• **Supplied material**:

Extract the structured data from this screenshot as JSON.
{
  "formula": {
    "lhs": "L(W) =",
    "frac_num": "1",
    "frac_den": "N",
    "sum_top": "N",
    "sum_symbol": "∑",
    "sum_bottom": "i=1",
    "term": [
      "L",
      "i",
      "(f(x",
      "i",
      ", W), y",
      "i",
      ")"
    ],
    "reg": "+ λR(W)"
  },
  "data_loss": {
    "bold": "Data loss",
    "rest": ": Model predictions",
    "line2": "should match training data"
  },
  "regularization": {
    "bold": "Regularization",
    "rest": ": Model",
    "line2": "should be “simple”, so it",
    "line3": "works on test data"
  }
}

• **Requirement**: Copy every line of the material, please, keeping it exactly the same.

• **Written response**:
Extract the structured data from this screenshot as JSON.
{
  "formula": {
    "lhs": "L(W) =",
    "frac_num": "1",
    "frac_den": "N",
    "sum_top": "N",
    "sum_symbol": "∑",
    "sum_bottom": "i=1",
    "term": [
      "L",
      "i",
      "(f(x",
      "i",
      ", W), y",
      "i",
      ")"
    ],
    "reg": "+ λR(W)"
  },
  "data_loss": {
    "bold": "Data loss",
    "rest": ": Model predictions",
    "line2": "should match training data"
  },
  "regularization": {
    "bold": "Regularization",
    "rest": ": Model",
    "line2": "should be “simple”, so it",
    "line3": "works on test data"
  }
}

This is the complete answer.